Given instruction:
Copy out every line exactly, passing over the pictures.

Data to use:
::::::

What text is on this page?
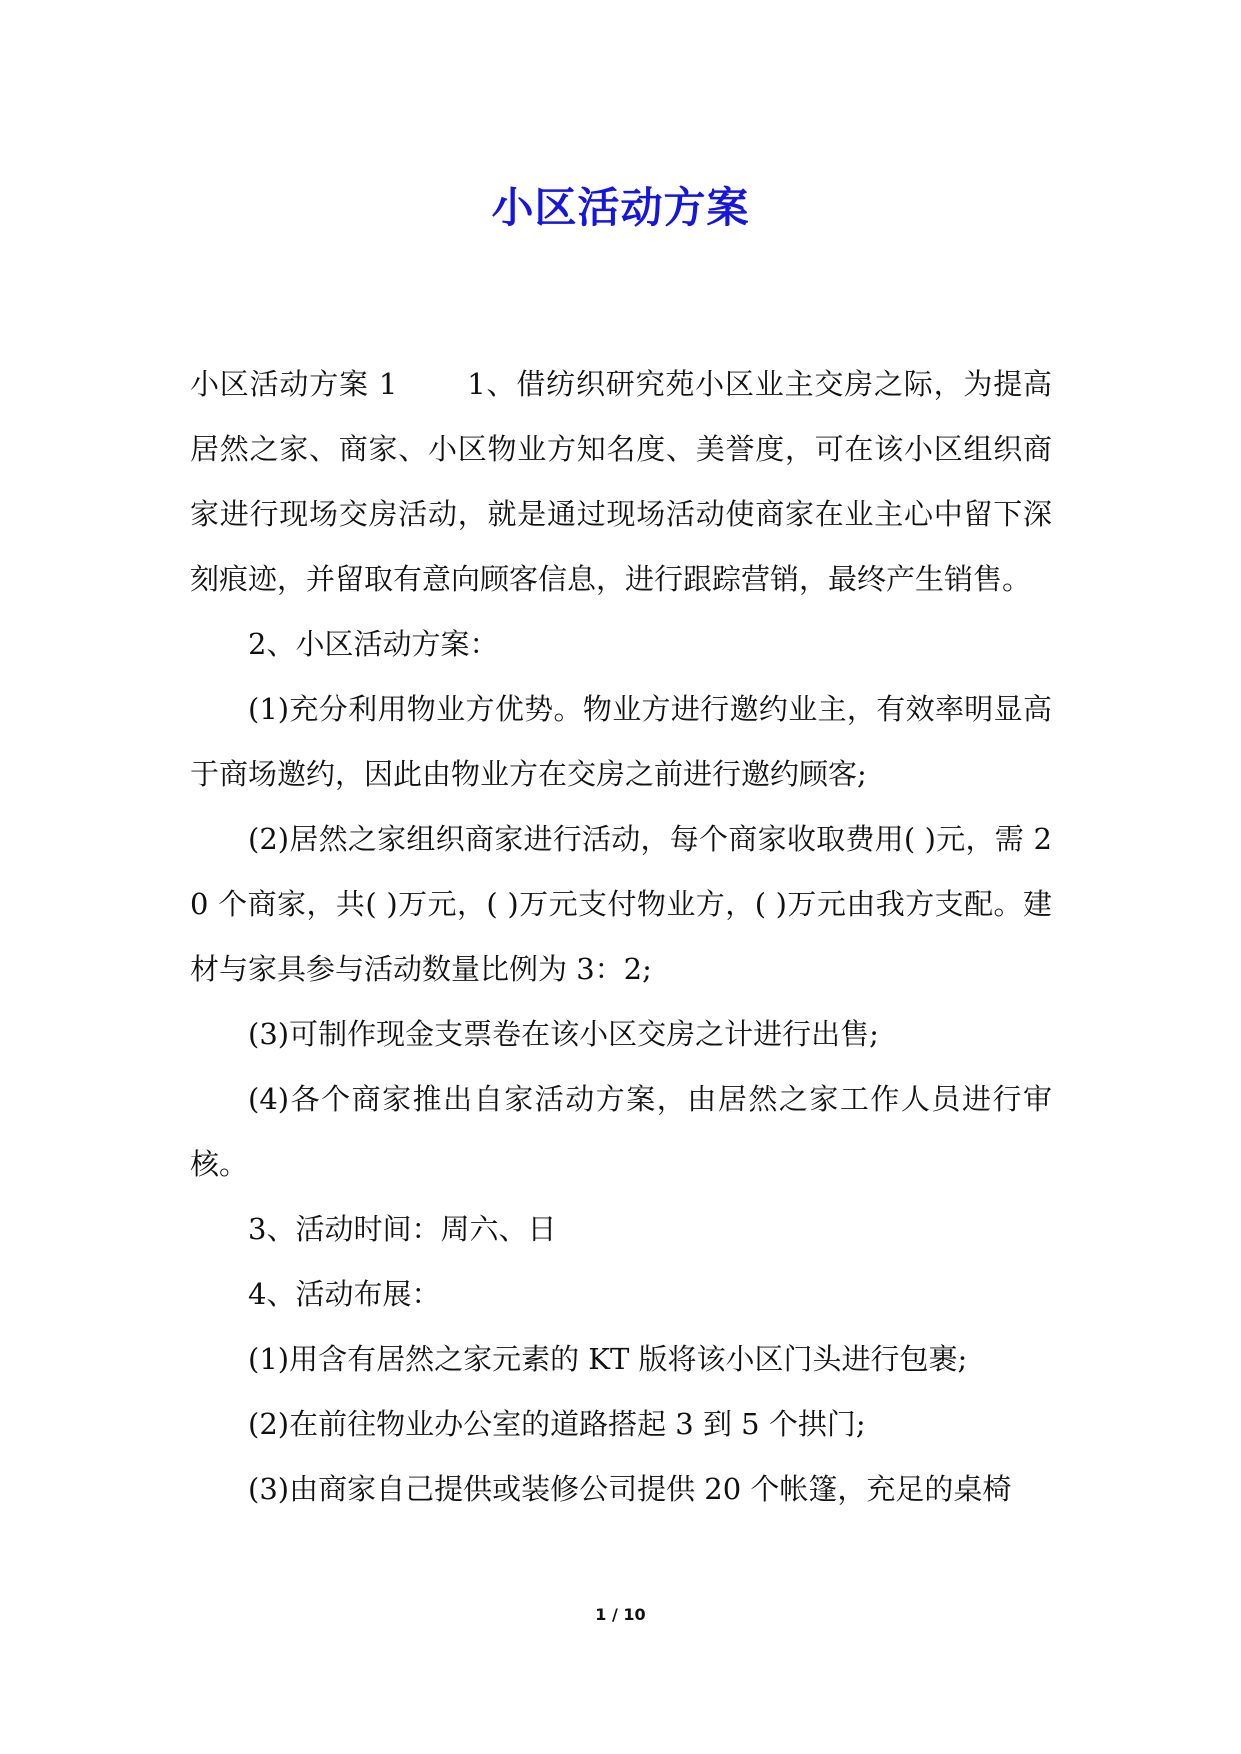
小区活动方案

小区活动方案 1 1、借纺织研究苑小区业主交房之际，为提高居然之家、商家、小区物业方知名度、美誉度，可在该小区组织商家进行现场交房活动，就是通过现场活动使商家在业主心中留下深刻痕迹，并留取有意向顾客信息，进行跟踪营销，最终产生销售。

2、小区活动方案：

(1)充分利用物业方优势。物业方进行邀约业主，有效率明显高于商场邀约，因此由物业方在交房之前进行邀约顾客;

(2)居然之家组织商家进行活动，每个商家收取费用( )元，需 20 个商家，共( )万元，( )万元支付物业方，( )万元由我方支配。建材与家具参与活动数量比例为 3：2;

(3)可制作现金支票卷在该小区交房之计进行出售;

(4)各个商家推出自家活动方案，由居然之家工作人员进行审核。

3、活动时间：周六、日

4、活动布展：

(1)用含有居然之家元素的 KT 版将该小区门头进行包裹;

(2)在前往物业办公室的道路搭起 3 到 5 个拱门;

(3)由商家自己提供或装修公司提供 20 个帐篷，充足的桌椅

1 / 10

::::::

In response:
What text is on this page?
小区活动方案

小区活动方案 1 1、借纺织研究苑小区业主交房之际，为提高居然之家、商家、小区物业方知名度、美誉度，可在该小区组织商家进行现场交房活动，就是通过现场活动使商家在业主心中留下深刻痕迹，并留取有意向顾客信息，进行跟踪营销，最终产生销售。

2、小区活动方案：

(1)充分利用物业方优势。物业方进行邀约业主，有效率明显高于商场邀约，因此由物业方在交房之前进行邀约顾客;

(2)居然之家组织商家进行活动，每个商家收取费用( )元，需 20 个商家，共( )万元，( )万元支付物业方，( )万元由我方支配。建材与家具参与活动数量比例为 3：2;

(3)可制作现金支票卷在该小区交房之计进行出售;

(4)各个商家推出自家活动方案，由居然之家工作人员进行审核。

3、活动时间：周六、日

4、活动布展：

(1)用含有居然之家元素的 KT 版将该小区门头进行包裹;

(2)在前往物业办公室的道路搭起 3 到 5 个拱门;

(3)由商家自己提供或装修公司提供 20 个帐篷，充足的桌椅

1 / 10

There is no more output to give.